## Exercise description
Repeat each entry in full, exactly.

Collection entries

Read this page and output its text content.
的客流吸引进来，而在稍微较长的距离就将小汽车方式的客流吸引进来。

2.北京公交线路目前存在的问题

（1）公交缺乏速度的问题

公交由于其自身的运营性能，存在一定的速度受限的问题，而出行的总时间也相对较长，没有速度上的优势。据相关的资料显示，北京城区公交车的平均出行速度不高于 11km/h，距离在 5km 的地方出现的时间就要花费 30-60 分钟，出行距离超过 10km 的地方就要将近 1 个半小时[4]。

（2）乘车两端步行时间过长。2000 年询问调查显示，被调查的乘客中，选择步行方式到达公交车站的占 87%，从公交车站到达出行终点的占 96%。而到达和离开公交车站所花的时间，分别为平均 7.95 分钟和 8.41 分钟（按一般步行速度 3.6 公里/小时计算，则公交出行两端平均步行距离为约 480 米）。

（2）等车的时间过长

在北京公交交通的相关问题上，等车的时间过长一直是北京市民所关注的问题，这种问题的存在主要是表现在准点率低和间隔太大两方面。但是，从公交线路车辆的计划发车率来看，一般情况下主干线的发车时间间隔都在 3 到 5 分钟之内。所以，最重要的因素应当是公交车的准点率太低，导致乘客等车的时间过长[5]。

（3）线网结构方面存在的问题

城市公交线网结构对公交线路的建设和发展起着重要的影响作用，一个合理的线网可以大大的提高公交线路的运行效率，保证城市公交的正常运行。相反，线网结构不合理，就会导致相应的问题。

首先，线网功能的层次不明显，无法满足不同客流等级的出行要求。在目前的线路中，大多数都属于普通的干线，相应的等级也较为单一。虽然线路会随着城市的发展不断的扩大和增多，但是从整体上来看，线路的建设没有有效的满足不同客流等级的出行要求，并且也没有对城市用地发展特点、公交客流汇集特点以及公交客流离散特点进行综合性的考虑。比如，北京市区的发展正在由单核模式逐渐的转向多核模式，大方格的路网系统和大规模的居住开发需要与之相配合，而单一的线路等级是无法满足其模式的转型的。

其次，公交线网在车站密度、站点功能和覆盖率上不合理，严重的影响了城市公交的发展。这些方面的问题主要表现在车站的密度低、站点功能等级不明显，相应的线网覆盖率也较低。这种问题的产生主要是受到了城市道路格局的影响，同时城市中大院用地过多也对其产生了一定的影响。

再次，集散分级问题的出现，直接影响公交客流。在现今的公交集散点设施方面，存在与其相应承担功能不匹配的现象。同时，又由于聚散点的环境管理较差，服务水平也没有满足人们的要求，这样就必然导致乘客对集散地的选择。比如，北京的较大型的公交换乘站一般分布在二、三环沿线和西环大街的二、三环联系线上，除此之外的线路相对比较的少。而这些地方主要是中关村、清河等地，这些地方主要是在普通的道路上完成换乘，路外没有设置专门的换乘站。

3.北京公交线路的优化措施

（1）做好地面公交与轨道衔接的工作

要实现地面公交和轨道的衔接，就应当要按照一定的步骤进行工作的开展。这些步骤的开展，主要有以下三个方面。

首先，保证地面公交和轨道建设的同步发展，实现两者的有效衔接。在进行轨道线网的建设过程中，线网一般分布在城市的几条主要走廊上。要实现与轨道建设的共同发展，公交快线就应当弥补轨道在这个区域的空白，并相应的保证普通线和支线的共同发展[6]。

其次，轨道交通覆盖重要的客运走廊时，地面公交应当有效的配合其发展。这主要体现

## Result of this task
Read this page and output its text content.
的客流吸引进来，而在稍微较长的距离就将小汽车方式的客流吸引进来。

2.北京公交线路目前存在的问题

（1）公交缺乏速度的问题

公交由于其自身的运营性能，存在一定的速度受限的问题，而出行的总时间也相对较长，没有速度上的优势。据相关的资料显示，北京城区公交车的平均出行速度不高于 11km/h，距离在 5km 的地方出现的时间就要花费 30-60 分钟，出行距离超过 10km 的地方就要将近 1 个半小时[4]。

（2）乘车两端步行时间过长。2000 年询问调查显示，被调查的乘客中，选择步行方式到达公交车站的占 87%，从公交车站到达出行终点的占 96%。而到达和离开公交车站所花的时间，分别为平均 7.95 分钟和 8.41 分钟（按一般步行速度 3.6 公里/小时计算，则公交出行两端平均步行距离为约 480 米）。

（2）等车的时间过长

在北京公交交通的相关问题上，等车的时间过长一直是北京市民所关注的问题，这种问题的存在主要是表现在准点率低和间隔太大两方面。但是，从公交线路车辆的计划发车率来看，一般情况下主干线的发车时间间隔都在 3 到 5 分钟之内。所以，最重要的因素应当是公交车的准点率太低，导致乘客等车的时间过长[5]。

（3）线网结构方面存在的问题

城市公交线网结构对公交线路的建设和发展起着重要的影响作用，一个合理的线网可以大大的提高公交线路的运行效率，保证城市公交的正常运行。相反，线网结构不合理，就会导致相应的问题。

首先，线网功能的层次不明显，无法满足不同客流等级的出行要求。在目前的线路中，大多数都属于普通的干线，相应的等级也较为单一。虽然线路会随着城市的发展不断的扩大和增多，但是从整体上来看，线路的建设没有有效的满足不同客流等级的出行要求，并且也没有对城市用地发展特点、公交客流汇集特点以及公交客流离散特点进行综合性的考虑。比如，北京市区的发展正在由单核模式逐渐的转向多核模式，大方格的路网系统和大规模的居住开发需要与之相配合，而单一的线路等级是无法满足其模式的转型的。

其次，公交线网在车站密度、站点功能和覆盖率上不合理，严重的影响了城市公交的发展。这些方面的问题主要表现在车站的密度低、站点功能等级不明显，相应的线网覆盖率也较低。这种问题的产生主要是受到了城市道路格局的影响，同时城市中大院用地过多也对其产生了一定的影响。

再次，集散分级问题的出现，直接影响公交客流。在现今的公交集散点设施方面，存在与其相应承担功能不匹配的现象。同时，又由于聚散点的环境管理较差，服务水平也没有满足人们的要求，这样就必然导致乘客对集散地的选择。比如，北京的较大型的公交换乘站一般分布在二、三环沿线和西环大街的二、三环联系线上，除此之外的线路相对比较的少。而这些地方主要是中关村、清河等地，这些地方主要是在普通的道路上完成换乘，路外没有设置专门的换乘站。

3.北京公交线路的优化措施

（1）做好地面公交与轨道衔接的工作

要实现地面公交和轨道的衔接，就应当要按照一定的步骤进行工作的开展。这些步骤的开展，主要有以下三个方面。

首先，保证地面公交和轨道建设的同步发展，实现两者的有效衔接。在进行轨道线网的建设过程中，线网一般分布在城市的几条主要走廊上。要实现与轨道建设的共同发展，公交快线就应当弥补轨道在这个区域的空白，并相应的保证普通线和支线的共同发展[6]。

其次，轨道交通覆盖重要的客运走廊时，地面公交应当有效的配合其发展。这主要体现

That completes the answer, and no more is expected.